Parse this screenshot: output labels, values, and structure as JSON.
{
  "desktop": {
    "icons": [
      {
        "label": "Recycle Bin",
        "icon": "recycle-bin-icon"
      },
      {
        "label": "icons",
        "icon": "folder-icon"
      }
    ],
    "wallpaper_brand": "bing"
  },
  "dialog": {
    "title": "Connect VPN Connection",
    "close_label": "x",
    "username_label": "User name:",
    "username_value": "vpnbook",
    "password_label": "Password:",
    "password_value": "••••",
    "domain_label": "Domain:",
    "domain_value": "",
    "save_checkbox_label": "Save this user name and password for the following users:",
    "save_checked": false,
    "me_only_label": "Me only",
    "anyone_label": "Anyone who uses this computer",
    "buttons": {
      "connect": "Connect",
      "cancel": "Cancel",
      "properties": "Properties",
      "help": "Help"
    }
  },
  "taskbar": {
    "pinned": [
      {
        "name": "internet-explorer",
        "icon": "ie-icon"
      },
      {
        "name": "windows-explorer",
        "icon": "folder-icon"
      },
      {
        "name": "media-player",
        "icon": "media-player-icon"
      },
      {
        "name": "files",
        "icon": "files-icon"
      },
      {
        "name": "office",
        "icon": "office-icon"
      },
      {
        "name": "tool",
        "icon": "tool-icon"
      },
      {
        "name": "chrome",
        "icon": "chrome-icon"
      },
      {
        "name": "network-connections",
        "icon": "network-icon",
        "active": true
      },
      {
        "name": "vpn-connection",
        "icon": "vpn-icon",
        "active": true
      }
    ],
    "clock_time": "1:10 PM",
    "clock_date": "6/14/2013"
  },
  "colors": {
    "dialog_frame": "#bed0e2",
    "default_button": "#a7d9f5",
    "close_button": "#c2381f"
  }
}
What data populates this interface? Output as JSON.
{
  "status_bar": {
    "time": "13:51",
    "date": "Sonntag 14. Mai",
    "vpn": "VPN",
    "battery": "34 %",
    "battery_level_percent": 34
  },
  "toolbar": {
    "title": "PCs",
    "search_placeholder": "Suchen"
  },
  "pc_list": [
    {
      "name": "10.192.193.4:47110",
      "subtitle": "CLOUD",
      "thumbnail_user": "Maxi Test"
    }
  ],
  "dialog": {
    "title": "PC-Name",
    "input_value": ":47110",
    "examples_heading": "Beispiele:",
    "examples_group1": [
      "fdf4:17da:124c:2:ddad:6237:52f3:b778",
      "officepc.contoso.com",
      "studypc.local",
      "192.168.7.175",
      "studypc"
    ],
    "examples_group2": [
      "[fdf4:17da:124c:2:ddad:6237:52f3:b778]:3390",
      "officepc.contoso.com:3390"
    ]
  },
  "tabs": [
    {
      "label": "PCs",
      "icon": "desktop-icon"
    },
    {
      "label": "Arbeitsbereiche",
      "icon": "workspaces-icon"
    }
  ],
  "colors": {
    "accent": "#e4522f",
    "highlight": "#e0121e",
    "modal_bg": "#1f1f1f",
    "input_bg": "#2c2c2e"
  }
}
# # #
> [Short task]: Give the listing above again, word for word.

> [Result for this task]:
Parse this screenshot: output labels, values, and structure as JSON.
{
  "desktop": {
    "icons": [
      {
        "label": "Recycle Bin",
        "icon": "recycle-bin-icon"
      },
      {
        "label": "icons",
        "icon": "folder-icon"
      }
    ],
    "wallpaper_brand": "bing"
  },
  "dialog": {
    "title": "Connect VPN Connection",
    "close_label": "x",
    "username_label": "User name:",
    "username_value": "vpnbook",
    "password_label": "Password:",
    "password_value": "••••",
    "domain_label": "Domain:",
    "domain_value": "",
    "save_checkbox_label": "Save this user name and password for the following users:",
    "save_checked": false,
    "me_only_label": "Me only",
    "anyone_label": "Anyone who uses this computer",
    "buttons": {
      "connect": "Connect",
      "cancel": "Cancel",
      "properties": "Properties",
      "help": "Help"
    }
  },
  "taskbar": {
    "pinned": [
      {
        "name": "internet-explorer",
        "icon": "ie-icon"
      },
      {
        "name": "windows-explorer",
        "icon": "folder-icon"
      },
      {
        "name": "media-player",
        "icon": "media-player-icon"
      },
      {
        "name": "files",
        "icon": "files-icon"
      },
      {
        "name": "office",
        "icon": "office-icon"
      },
      {
        "name": "tool",
        "icon": "tool-icon"
      },
      {
        "name": "chrome",
        "icon": "chrome-icon"
      },
      {
        "name": "network-connections",
        "icon": "network-icon",
        "active": true
      },
      {
        "name": "vpn-connection",
        "icon": "vpn-icon",
        "active": true
      }
    ],
    "clock_time": "1:10 PM",
    "clock_date": "6/14/2013"
  },
  "colors": {
    "dialog_frame": "#bed0e2",
    "default_button": "#a7d9f5",
    "close_button": "#c2381f"
  }
}
What data populates this interface? Output as JSON.
{
  "status_bar": {
    "time": "13:51",
    "date": "Sonntag 14. Mai",
    "vpn": "VPN",
    "battery": "34 %",
    "battery_level_percent": 34
  },
  "toolbar": {
    "title": "PCs",
    "search_placeholder": "Suchen"
  },
  "pc_list": [
    {
      "name": "10.192.193.4:47110",
      "subtitle": "CLOUD",
      "thumbnail_user": "Maxi Test"
    }
  ],
  "dialog": {
    "title": "PC-Name",
    "input_value": ":47110",
    "examples_heading": "Beispiele:",
    "examples_group1": [
      "fdf4:17da:124c:2:ddad:6237:52f3:b778",
      "officepc.contoso.com",
      "studypc.local",
      "192.168.7.175",
      "studypc"
    ],
    "examples_group2": [
      "[fdf4:17da:124c:2:ddad:6237:52f3:b778]:3390",
      "officepc.contoso.com:3390"
    ]
  },
  "tabs": [
    {
      "label": "PCs",
      "icon": "desktop-icon"
    },
    {
      "label": "Arbeitsbereiche",
      "icon": "workspaces-icon"
    }
  ],
  "colors": {
    "accent": "#e4522f",
    "highlight": "#e0121e",
    "modal_bg": "#1f1f1f",
    "input_bg": "#2c2c2e"
  }
}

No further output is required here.